Data listing
==============================

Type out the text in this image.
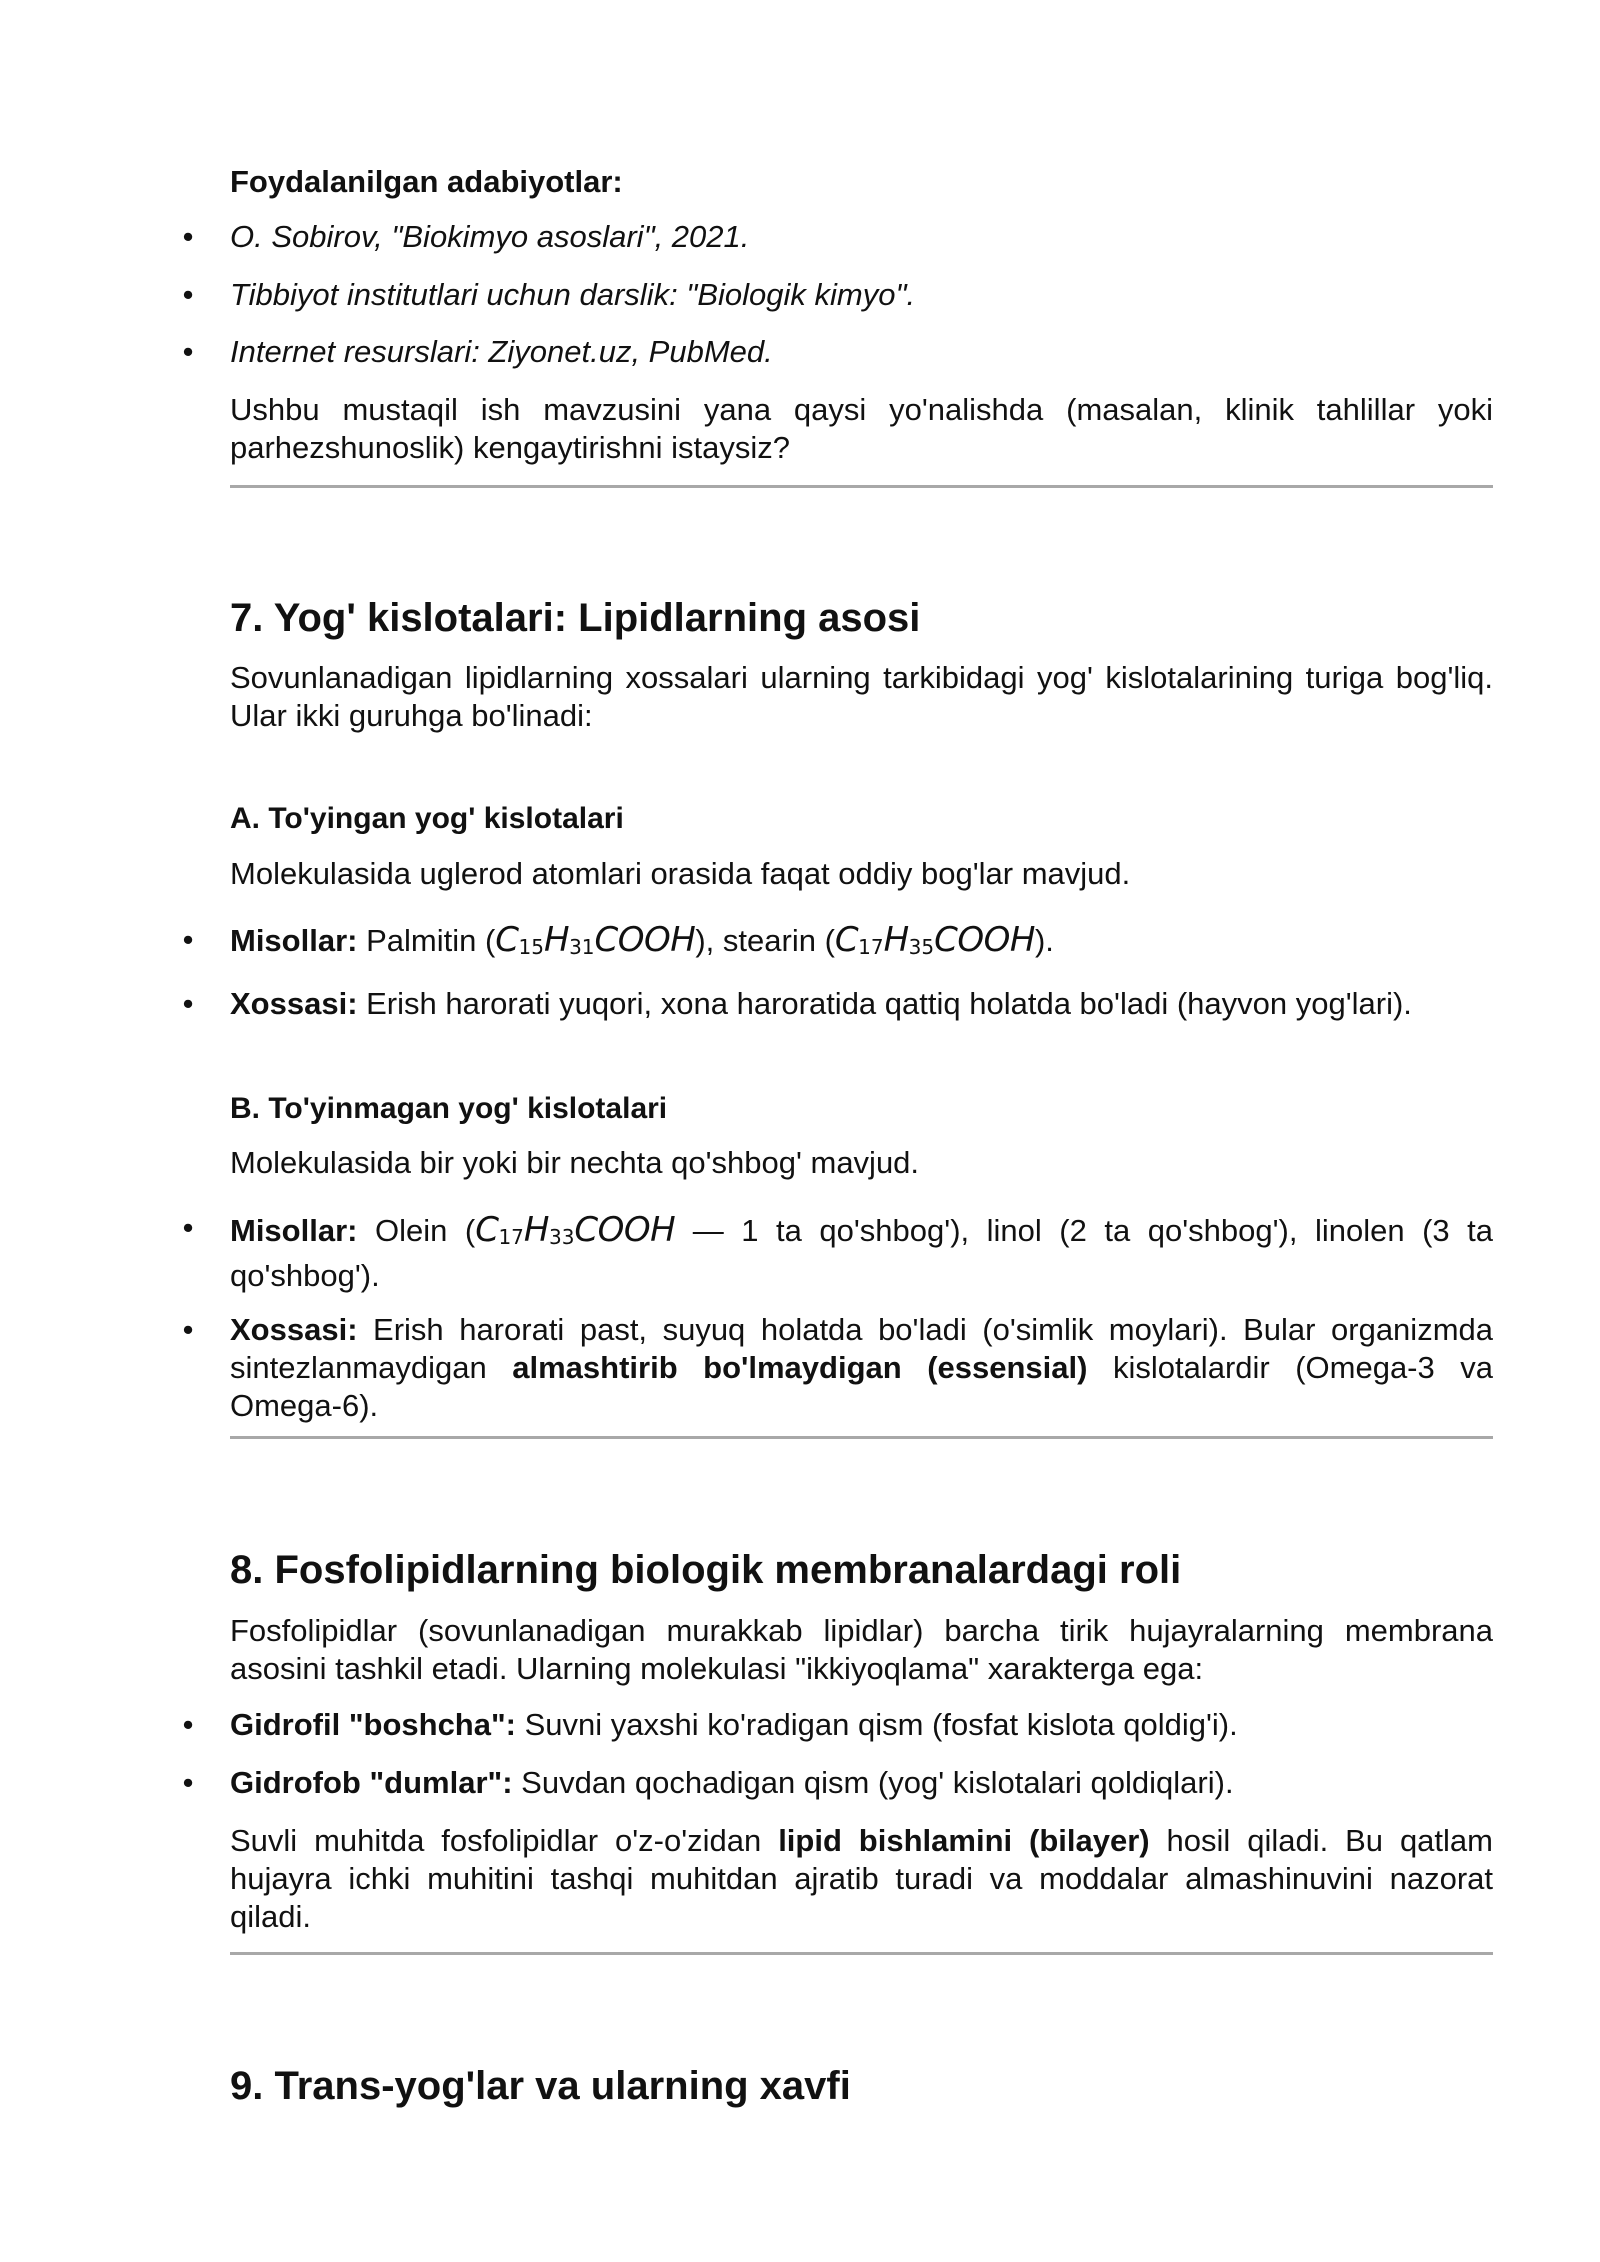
Foydalanilgan adabiyotlar:

• O. Sobirov, "Biokimyo asoslari", 2021.

• Tibbiyot institutlari uchun darslik: "Biologik kimyo".

• Internet resurslari: Ziyonet.uz, PubMed.

Ushbu mustaqil ish mavzusini yana qaysi yo'nalishda (masalan, klinik tahlillar yoki parhezshunoslik) kengaytirishni istaysiz?

7. Yog' kislotalari: Lipidlarning asosi

Sovunlanadigan lipidlarning xossalari ularning tarkibidagi yog' kislotalarining turiga bog'liq. Ular ikki guruhga bo'linadi:

A. To'yingan yog' kislotalari

Molekulasida uglerod atomlari orasida faqat oddiy bog'lar mavjud.

• Misollar: Palmitin $(C_{15}H_{31}COOH)$, stearin $(C_{17}H_{35}COOH)$.

• Xossasi: Erish harorati yuqori, xona haroratida qattiq holatda bo'ladi (hayvon yog'lari).

B. To'yinmagan yog' kislotalari

Molekulasida bir yoki bir nechta qo'shbog' mavjud.

• Misollar: Olein ($C_{17}H_{33}COOH$ — 1 ta qo'shbog'), linol (2 ta qo'shbog'), linolen (3 ta qo'shbog').

• Xossasi: Erish harorati past, suyuq holatda bo'ladi (o'simlik moylari). Bular organizmda sintezlanmaydigan almashtirib bo'lmaydigan (essensial) kislotalardir (Omega-3 va Omega-6).

8. Fosfolipidlarning biologik membranalardagi roli

Fosfolipidlar (sovunlanadigan murakkab lipidlar) barcha tirik hujayralarning membrana asosini tashkil etadi. Ularning molekulasi "ikkiyoqlama" xarakterga ega:

• Gidrofil "boshcha": Suvni yaxshi ko'radigan qism (fosfat kislota qoldig'i).

• Gidrofob "dumlar": Suvdan qochadigan qism (yog' kislotalari qoldiqlari).

Suvli muhitda fosfolipidlar o'z-o'zidan lipid bishlamini (bilayer) hosil qiladi. Bu qatlam hujayra ichki muhitini tashqi muhitdan ajratib turadi va moddalar almashinuvini nazorat qiladi.

9. Trans-yog'lar va ularning xavfi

==============================

» GIVEN TASK
Retype each line of the listing above word for word. Exclude the pictures.

» RESPONSE TO THE TASK
Type out the text in this image.
Foydalanilgan adabiyotlar:

• O. Sobirov, "Biokimyo asoslari", 2021.

• Tibbiyot institutlari uchun darslik: "Biologik kimyo".

• Internet resurslari: Ziyonet.uz, PubMed.

Ushbu mustaqil ish mavzusini yana qaysi yo'nalishda (masalan, klinik tahlillar yoki parhezshunoslik) kengaytirishni istaysiz?

7. Yog' kislotalari: Lipidlarning asosi

Sovunlanadigan lipidlarning xossalari ularning tarkibidagi yog' kislotalarining turiga bog'liq. Ular ikki guruhga bo'linadi:

A. To'yingan yog' kislotalari

Molekulasida uglerod atomlari orasida faqat oddiy bog'lar mavjud.

• Misollar: Palmitin $(C_{15}H_{31}COOH)$, stearin $(C_{17}H_{35}COOH)$.

• Xossasi: Erish harorati yuqori, xona haroratida qattiq holatda bo'ladi (hayvon yog'lari).

B. To'yinmagan yog' kislotalari

Molekulasida bir yoki bir nechta qo'shbog' mavjud.

• Misollar: Olein ($C_{17}H_{33}COOH$ — 1 ta qo'shbog'), linol (2 ta qo'shbog'), linolen (3 ta qo'shbog').

• Xossasi: Erish harorati past, suyuq holatda bo'ladi (o'simlik moylari). Bular organizmda sintezlanmaydigan almashtirib bo'lmaydigan (essensial) kislotalardir (Omega-3 va Omega-6).

8. Fosfolipidlarning biologik membranalardagi roli

Fosfolipidlar (sovunlanadigan murakkab lipidlar) barcha tirik hujayralarning membrana asosini tashkil etadi. Ularning molekulasi "ikkiyoqlama" xarakterga ega:

• Gidrofil "boshcha": Suvni yaxshi ko'radigan qism (fosfat kislota qoldig'i).

• Gidrofob "dumlar": Suvdan qochadigan qism (yog' kislotalari qoldiqlari).

Suvli muhitda fosfolipidlar o'z-o'zidan lipid bishlamini (bilayer) hosil qiladi. Bu qatlam hujayra ichki muhitini tashqi muhitdan ajratib turadi va moddalar almashinuvini nazorat qiladi.

9. Trans-yog'lar va ularning xavfi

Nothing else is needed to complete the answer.